• [Problem to work on]: Say how many lines hold the string "shown"; please write nothing but the number.

• [Given data]:
◇ ◇ ◇ ◇ ◇ ◇ ◇

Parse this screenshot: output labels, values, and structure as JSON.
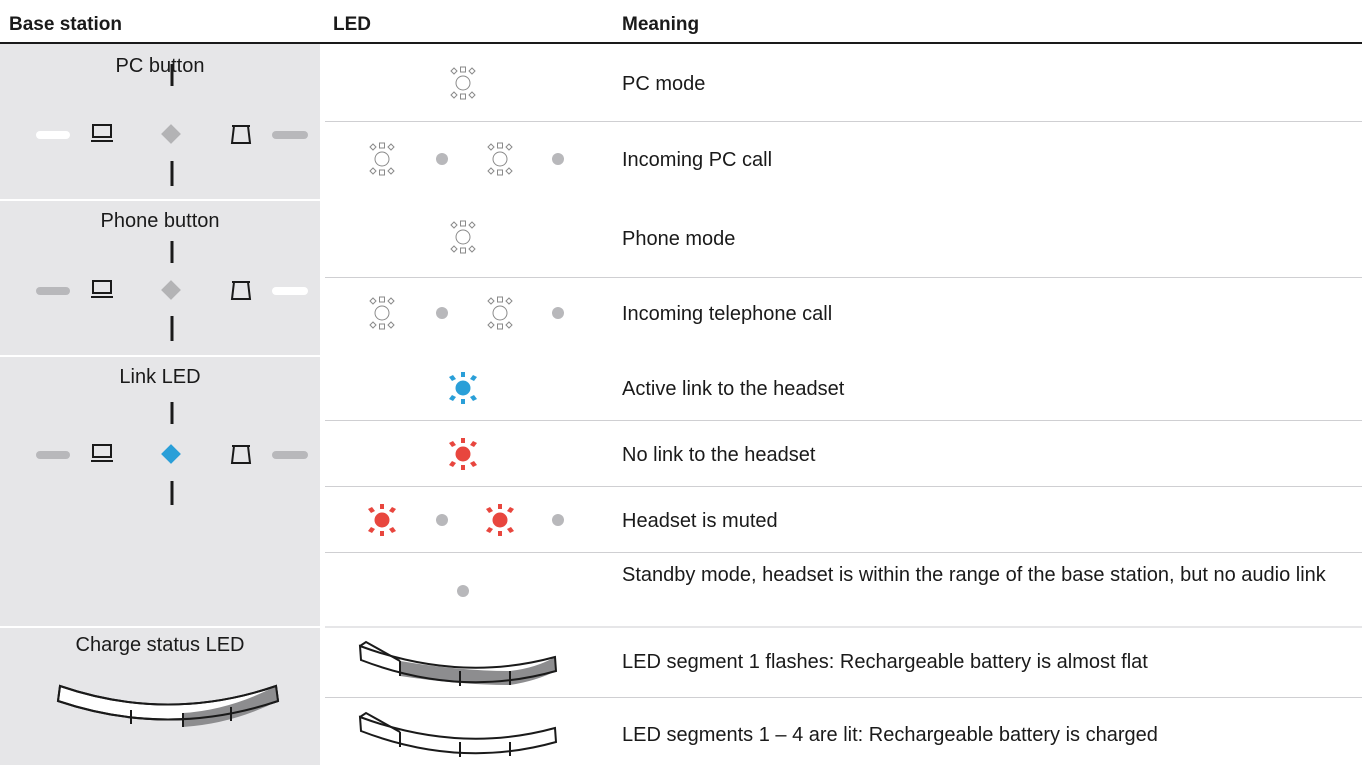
{
  "headers": {
    "base_station": "Base station",
    "led": "LED",
    "meaning": "Meaning"
  },
  "groups": [
    {
      "title": "PC button",
      "highlight": "pc-led",
      "highlight_color": "#ffffff",
      "rows": [
        {
          "led": "white-steady",
          "meaning": "PC mode"
        },
        {
          "led": "white-flash",
          "meaning": "Incoming PC call"
        }
      ]
    },
    {
      "title": "Phone button",
      "highlight": "phone-led",
      "highlight_color": "#ffffff",
      "rows": [
        {
          "led": "white-steady",
          "meaning": "Phone mode"
        },
        {
          "led": "white-flash",
          "meaning": "Incoming telephone call"
        }
      ]
    },
    {
      "title": "Link LED",
      "highlight": "link-led",
      "highlight_color": "#2a9fd8",
      "rows": [
        {
          "led": "blue-steady",
          "meaning": "Active link to the headset"
        },
        {
          "led": "red-steady",
          "meaning": "No link to the headset"
        },
        {
          "led": "red-flash",
          "meaning": "Headset is muted"
        },
        {
          "led": "grey-dot",
          "meaning": "Standby mode, headset is within the range of the base station, but no audio link"
        }
      ]
    },
    {
      "title": "Charge status LED",
      "rows": [
        {
          "led": "charge-segment-1",
          "meaning": "LED segment 1 flashes: Rechargeable battery is almost flat"
        },
        {
          "led": "charge-segments-all",
          "meaning": "LED segments 1 – 4 are lit: Rechargeable battery is charged"
        }
      ]
    }
  ],
  "colors": {
    "panel": "#e6e6e8",
    "blue": "#2a9fd8",
    "red": "#e8463e",
    "grey": "#b8b8bb",
    "dark_segment": "#8d8d8f"
  }
}
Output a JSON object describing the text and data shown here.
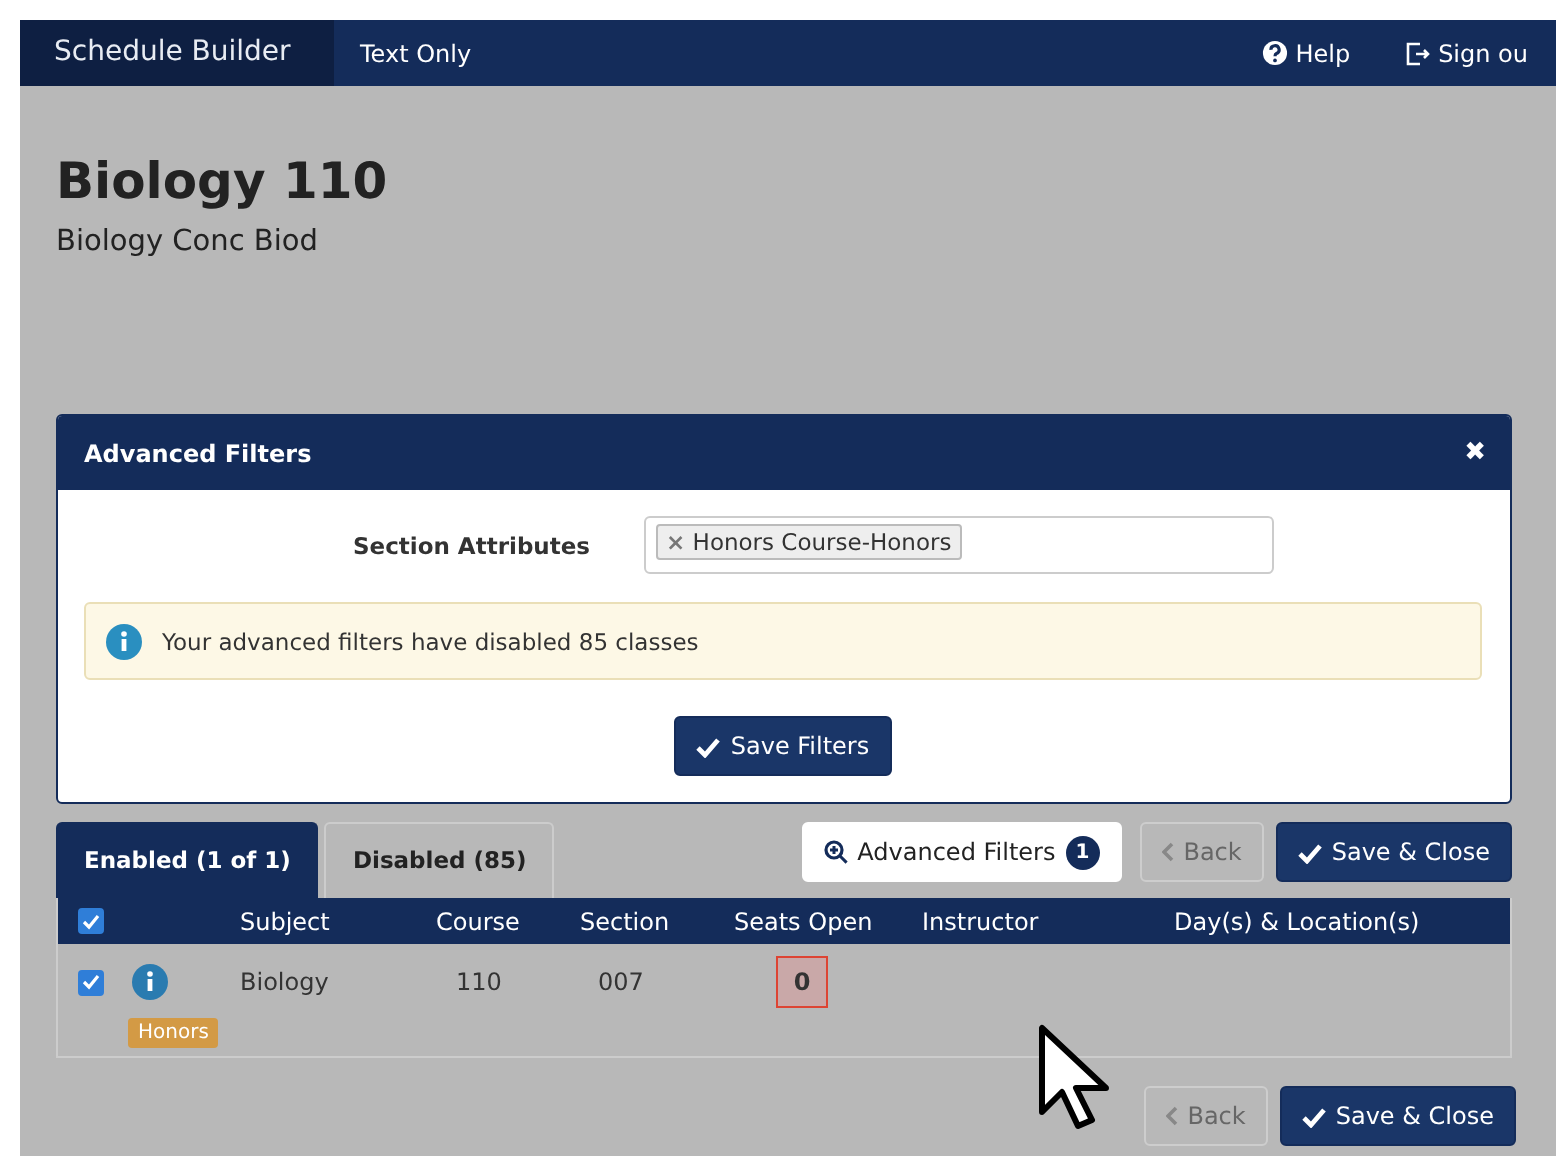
{
  "navbar": {
    "brand": "Schedule Builder",
    "links": [
      {
        "label": "Text Only"
      }
    ],
    "right_links": [
      {
        "label": "Help",
        "kind": "help"
      },
      {
        "label": "Sign ou",
        "kind": "signout"
      }
    ]
  },
  "course": {
    "title": "Biology 110",
    "subtitle": "Biology Conc Biod"
  },
  "modal": {
    "title": "Advanced Filters",
    "close": "✖",
    "field_label": "Section Attributes",
    "tags": [
      {
        "label": "Honors Course-Honors",
        "remove": "×"
      }
    ],
    "alert": "Your advanced filters have disabled 85 classes",
    "save_button": "Save Filters"
  },
  "tabs": [
    {
      "label": "Enabled (1 of 1)",
      "selected": true
    },
    {
      "label": "Disabled (85)",
      "selected": false
    }
  ],
  "toolbar": {
    "filters_button": "Advanced Filters",
    "filters_count": "1",
    "back_button": {
      "label": "Back",
      "disabled": true
    },
    "save_button": "Save & Close"
  },
  "table": {
    "select_all_checked": true,
    "columns": [
      "Subject",
      "Course",
      "Section",
      "Seats Open",
      "Instructor",
      "Day(s) & Location(s)"
    ],
    "rows": [
      {
        "checked": true,
        "subject": "Biology",
        "course": "110",
        "section": "007",
        "seats_open": "0",
        "seats_flagged": true,
        "tag": "Honors"
      }
    ]
  },
  "footer": {
    "back_button": {
      "label": "Back",
      "disabled": true
    },
    "save_button": "Save & Close"
  }
}
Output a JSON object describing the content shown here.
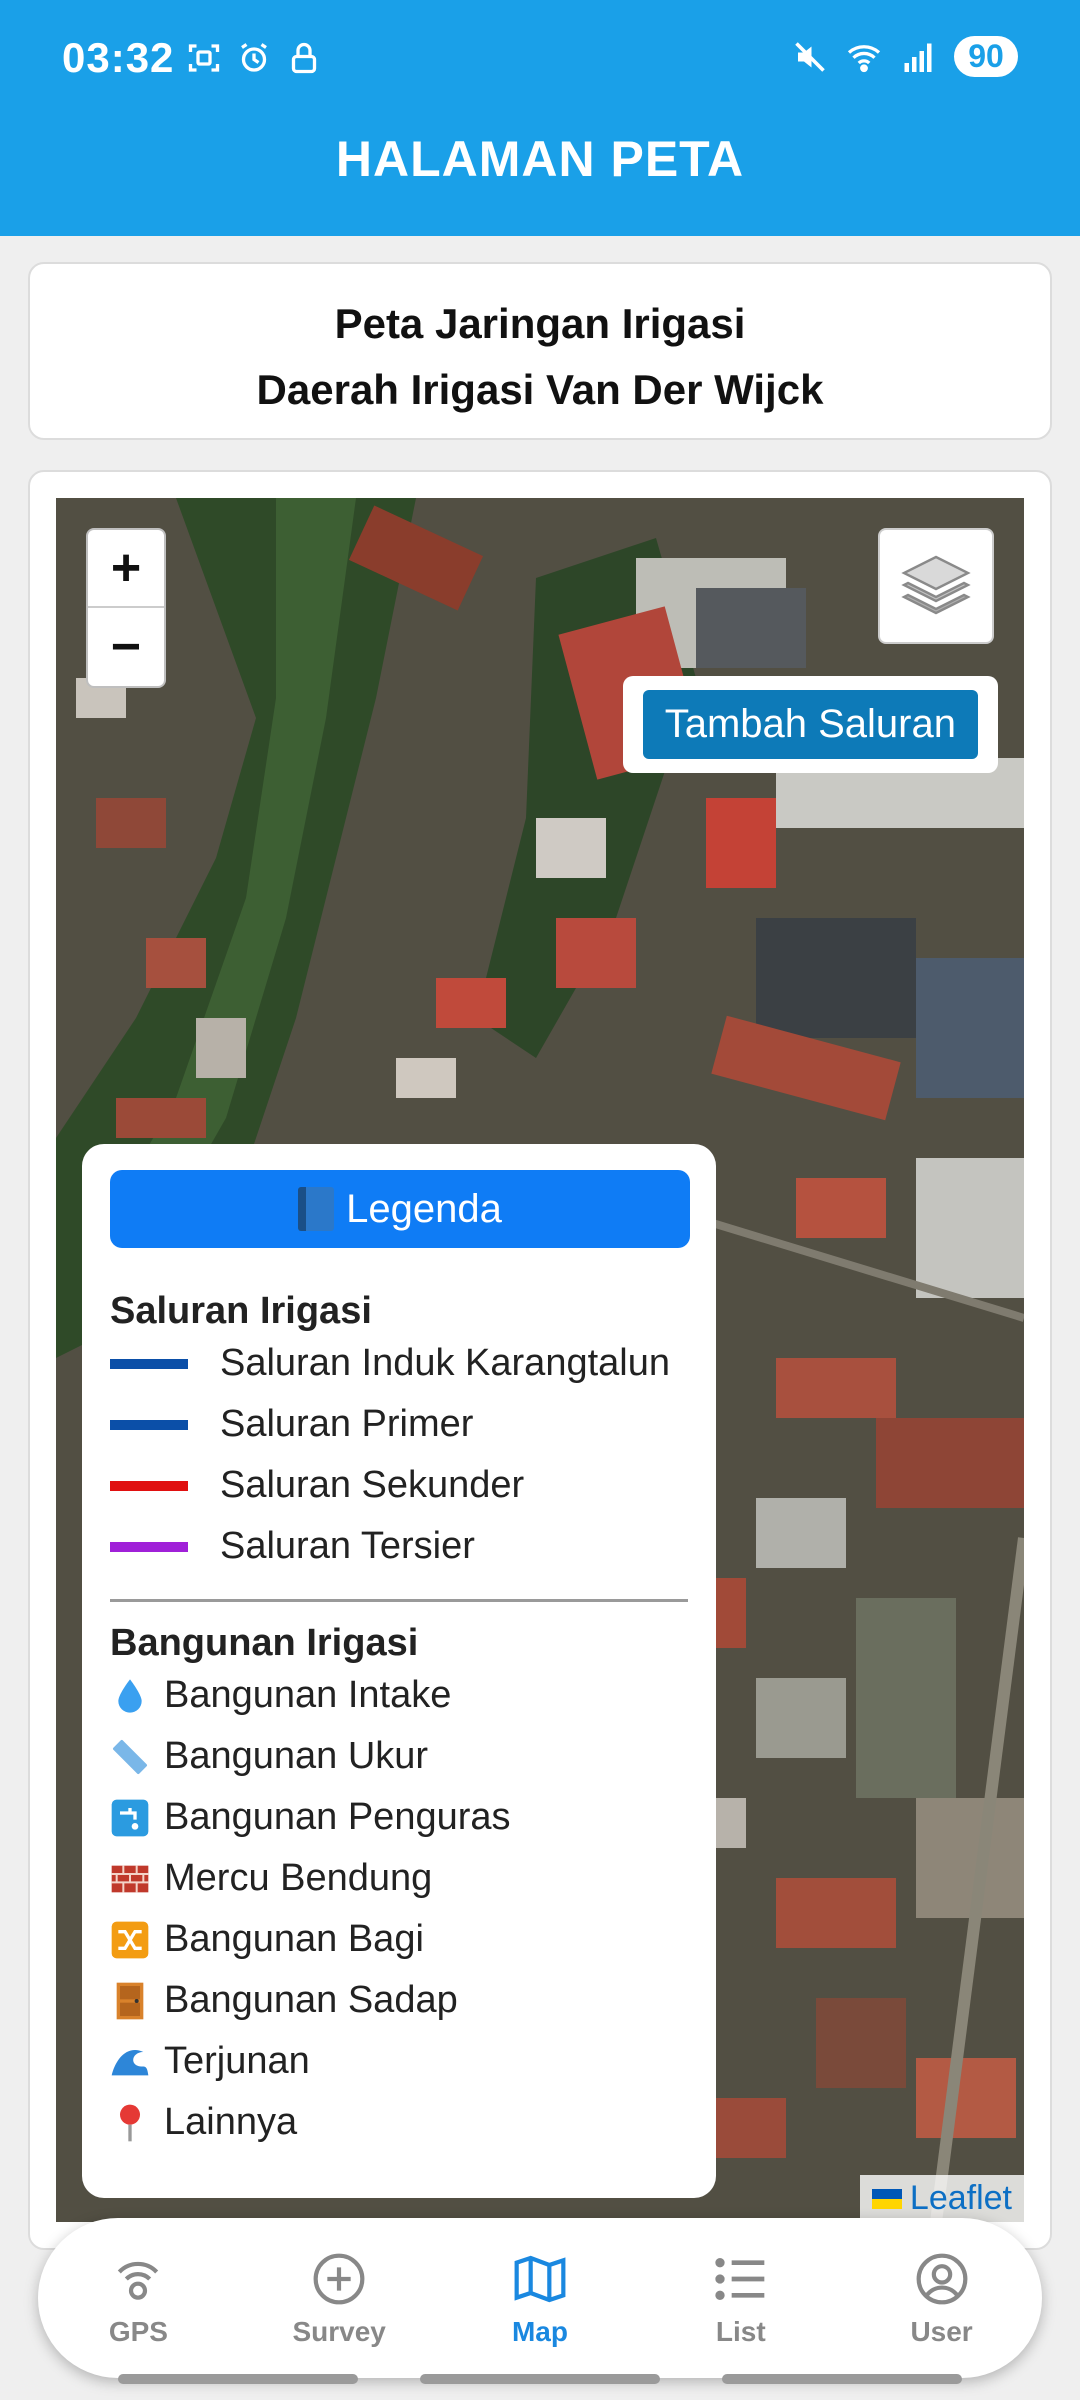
{
  "status_bar": {
    "time": "03:32",
    "battery": "90"
  },
  "header": {
    "title": "HALAMAN PETA"
  },
  "title_card": {
    "line1": "Peta Jaringan Irigasi",
    "line2": "Daerah Irigasi Van Der Wijck"
  },
  "map": {
    "zoom_in": "+",
    "zoom_out": "−",
    "add_channel": "Tambah Saluran",
    "attribution": "Leaflet"
  },
  "legend": {
    "button": "Legenda",
    "channels_title": "Saluran Irigasi",
    "channels": [
      {
        "label": "Saluran Induk Karangtalun",
        "color": "#0b4fa8"
      },
      {
        "label": "Saluran Primer",
        "color": "#0b4fa8"
      },
      {
        "label": "Saluran Sekunder",
        "color": "#e01010"
      },
      {
        "label": "Saluran Tersier",
        "color": "#a020d8"
      }
    ],
    "buildings_title": "Bangunan Irigasi",
    "buildings": [
      {
        "label": "Bangunan Intake",
        "icon": "droplet-icon"
      },
      {
        "label": "Bangunan Ukur",
        "icon": "ruler-icon"
      },
      {
        "label": "Bangunan Penguras",
        "icon": "faucet-icon"
      },
      {
        "label": "Mercu Bendung",
        "icon": "brick-icon"
      },
      {
        "label": "Bangunan Bagi",
        "icon": "shuffle-icon"
      },
      {
        "label": "Bangunan Sadap",
        "icon": "door-icon"
      },
      {
        "label": "Terjunan",
        "icon": "wave-icon"
      },
      {
        "label": "Lainnya",
        "icon": "pin-icon"
      }
    ]
  },
  "nav": [
    {
      "label": "GPS",
      "icon": "gps-icon"
    },
    {
      "label": "Survey",
      "icon": "plus-circle-icon"
    },
    {
      "label": "Map",
      "icon": "map-icon"
    },
    {
      "label": "List",
      "icon": "list-icon"
    },
    {
      "label": "User",
      "icon": "user-icon"
    }
  ],
  "colors": {
    "header": "#1aa0e8",
    "accent": "#0f7cf5",
    "nav_active": "#1a88e0"
  }
}
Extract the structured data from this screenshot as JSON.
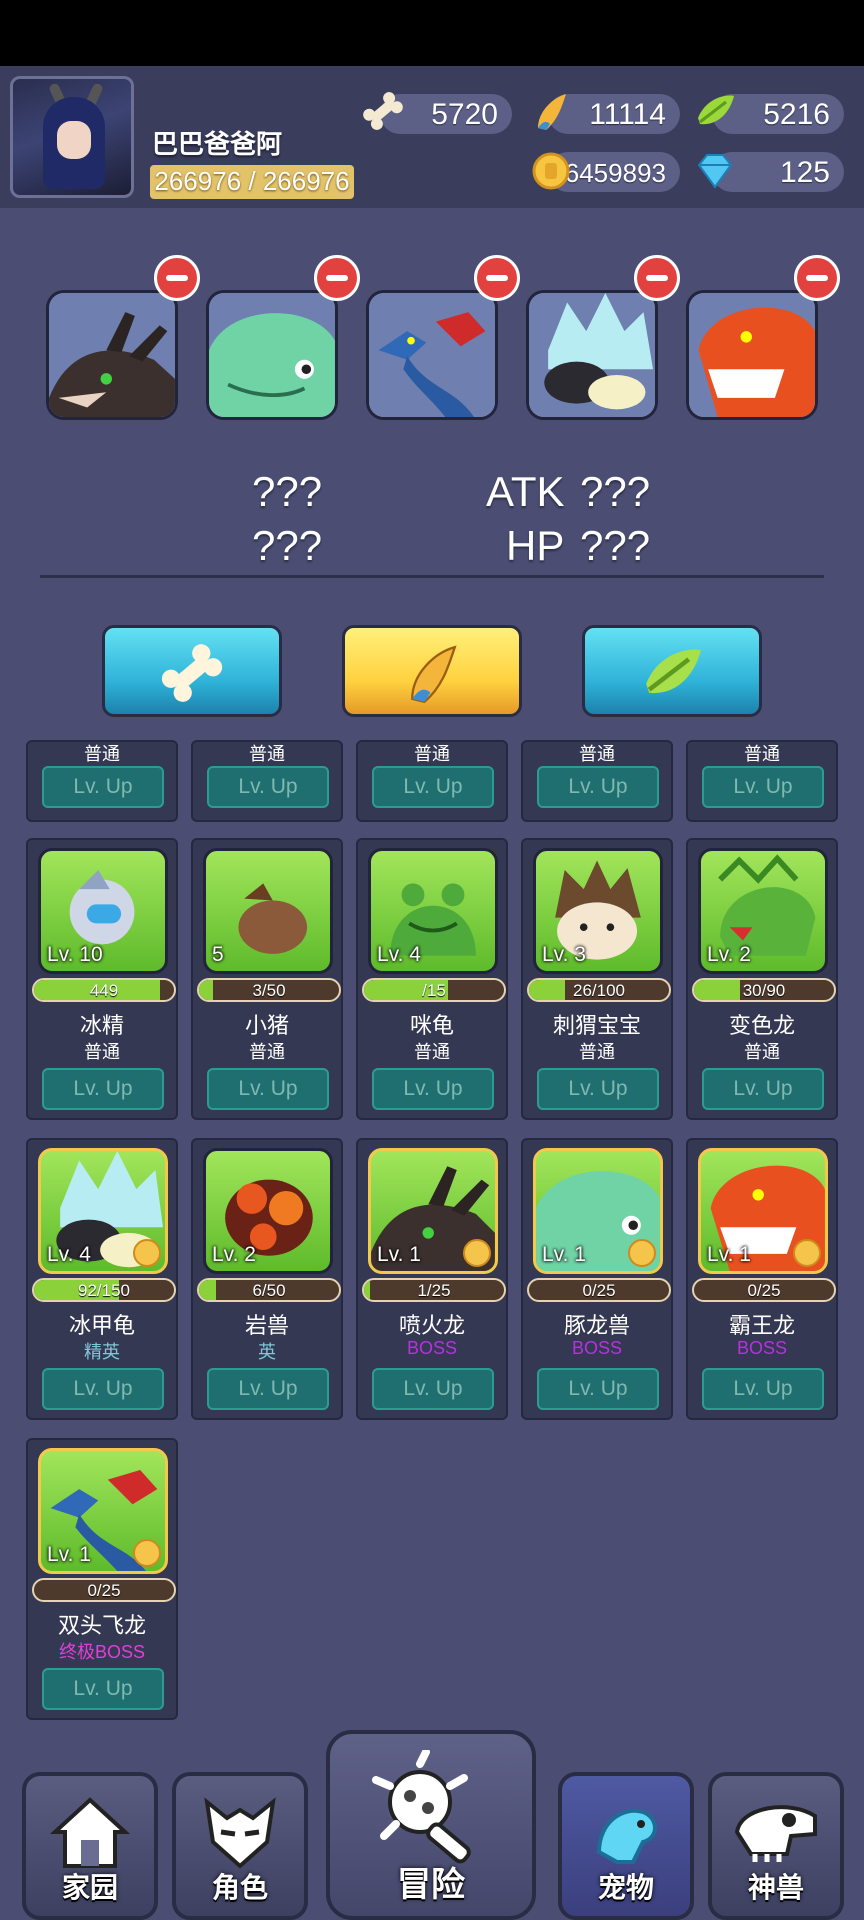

◇ ◇ ◇ ◇ ◇ ◇ ◇

• [Expected output]: 2